● JOB: Your task is to output the listing word for word, with pictures excluded.

● AVAILABLE RECORDS:
## BEGIN

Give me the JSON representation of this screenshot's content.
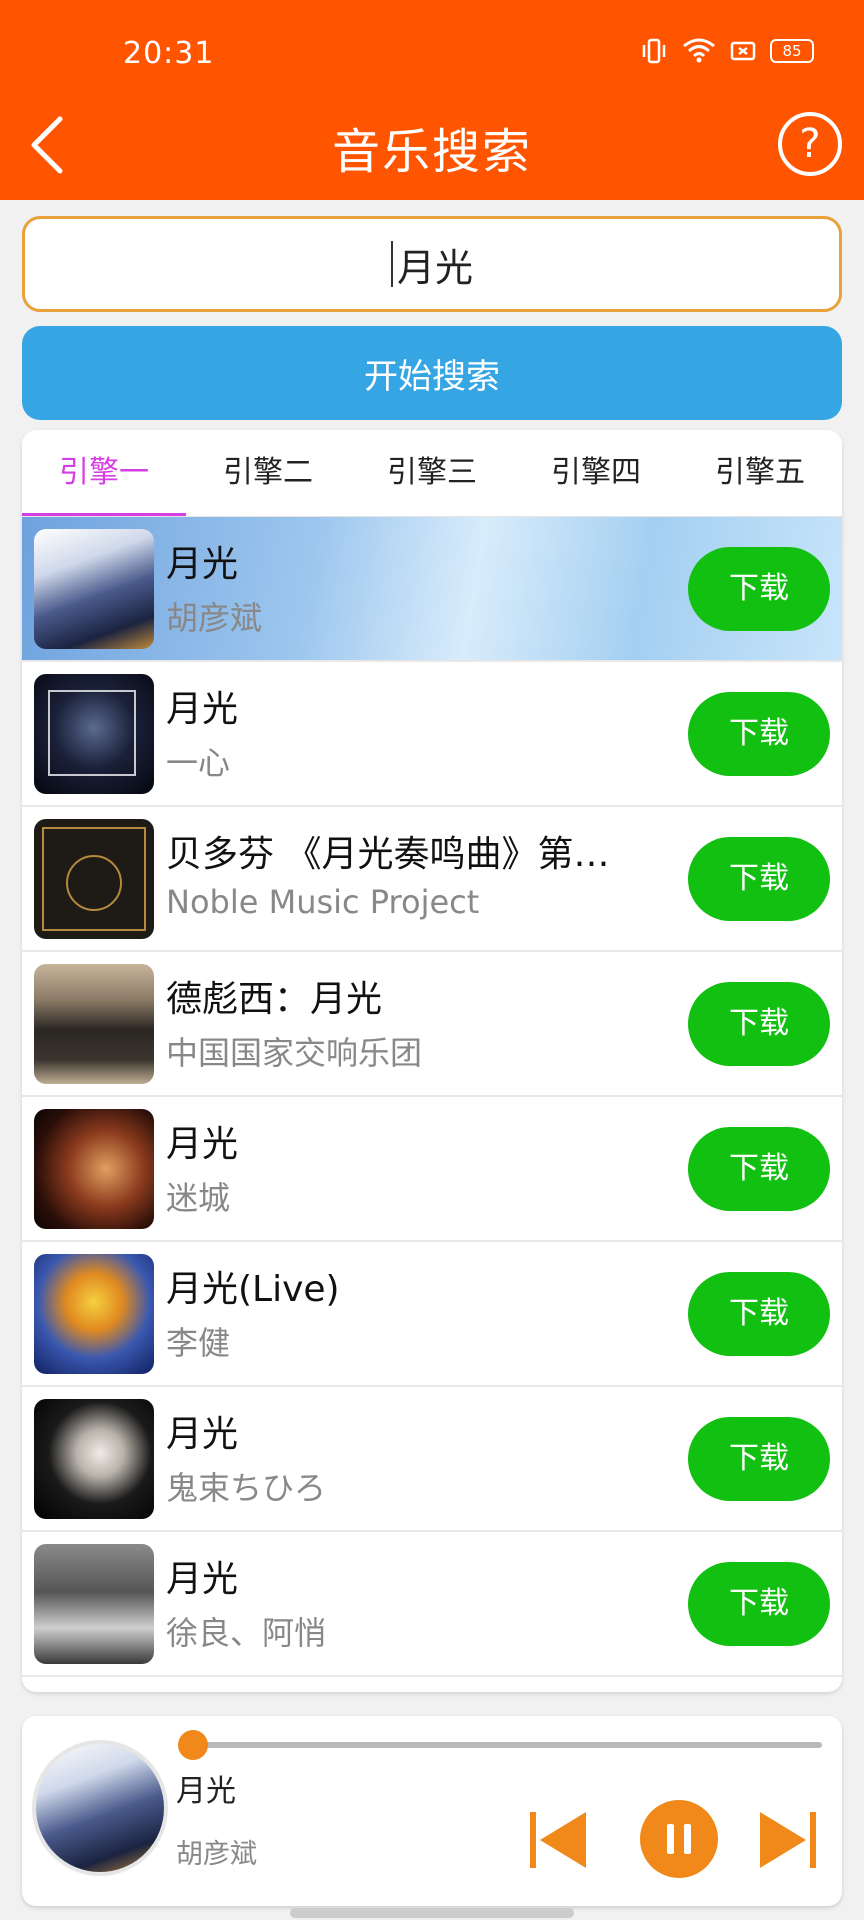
{
  "status": {
    "time": "20:31",
    "battery": "85"
  },
  "header": {
    "title": "音乐搜索"
  },
  "search": {
    "value": "月光",
    "button_label": "开始搜索"
  },
  "tabs": [
    "引擎一",
    "引擎二",
    "引擎三",
    "引擎四",
    "引擎五"
  ],
  "active_tab": "引擎一",
  "results": [
    {
      "title": "月光",
      "artist": "胡彦斌",
      "download": "下载"
    },
    {
      "title": "月光",
      "artist": "一心",
      "download": "下载"
    },
    {
      "title": "贝多芬 《月光奏鸣曲》第一...",
      "artist": "Noble Music Project",
      "download": "下载"
    },
    {
      "title": "德彪西：月光",
      "artist": "中国国家交响乐团",
      "download": "下载"
    },
    {
      "title": "月光",
      "artist": "迷城",
      "download": "下载"
    },
    {
      "title": "月光(Live)",
      "artist": "李健",
      "download": "下载"
    },
    {
      "title": "月光",
      "artist": "鬼束ちひろ",
      "download": "下载"
    },
    {
      "title": "月光",
      "artist": "徐良、阿悄",
      "download": "下载"
    }
  ],
  "player": {
    "title": "月光",
    "artist": "胡彦斌",
    "progress": 0.0
  },
  "colors": {
    "header": "#ff5500",
    "search_button": "#35a6e3",
    "download": "#11c011",
    "active_tab": "#d63de2",
    "player_accent": "#f0891a"
  },
  "icons": {
    "back": "back-arrow-icon",
    "help": "question-circle-icon",
    "prev": "skip-previous-icon",
    "pause": "pause-icon",
    "next": "skip-next-icon"
  }
}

## END

● RESULT:
Give me the JSON representation of this screenshot's content.
{
  "status": {
    "time": "20:31",
    "battery": "85"
  },
  "header": {
    "title": "音乐搜索"
  },
  "search": {
    "value": "月光",
    "button_label": "开始搜索"
  },
  "tabs": [
    "引擎一",
    "引擎二",
    "引擎三",
    "引擎四",
    "引擎五"
  ],
  "active_tab": "引擎一",
  "results": [
    {
      "title": "月光",
      "artist": "胡彦斌",
      "download": "下载"
    },
    {
      "title": "月光",
      "artist": "一心",
      "download": "下载"
    },
    {
      "title": "贝多芬 《月光奏鸣曲》第一...",
      "artist": "Noble Music Project",
      "download": "下载"
    },
    {
      "title": "德彪西：月光",
      "artist": "中国国家交响乐团",
      "download": "下载"
    },
    {
      "title": "月光",
      "artist": "迷城",
      "download": "下载"
    },
    {
      "title": "月光(Live)",
      "artist": "李健",
      "download": "下载"
    },
    {
      "title": "月光",
      "artist": "鬼束ちひろ",
      "download": "下载"
    },
    {
      "title": "月光",
      "artist": "徐良、阿悄",
      "download": "下载"
    }
  ],
  "player": {
    "title": "月光",
    "artist": "胡彦斌",
    "progress": 0.0
  },
  "colors": {
    "header": "#ff5500",
    "search_button": "#35a6e3",
    "download": "#11c011",
    "active_tab": "#d63de2",
    "player_accent": "#f0891a"
  },
  "icons": {
    "back": "back-arrow-icon",
    "help": "question-circle-icon",
    "prev": "skip-previous-icon",
    "pause": "pause-icon",
    "next": "skip-next-icon"
  }
}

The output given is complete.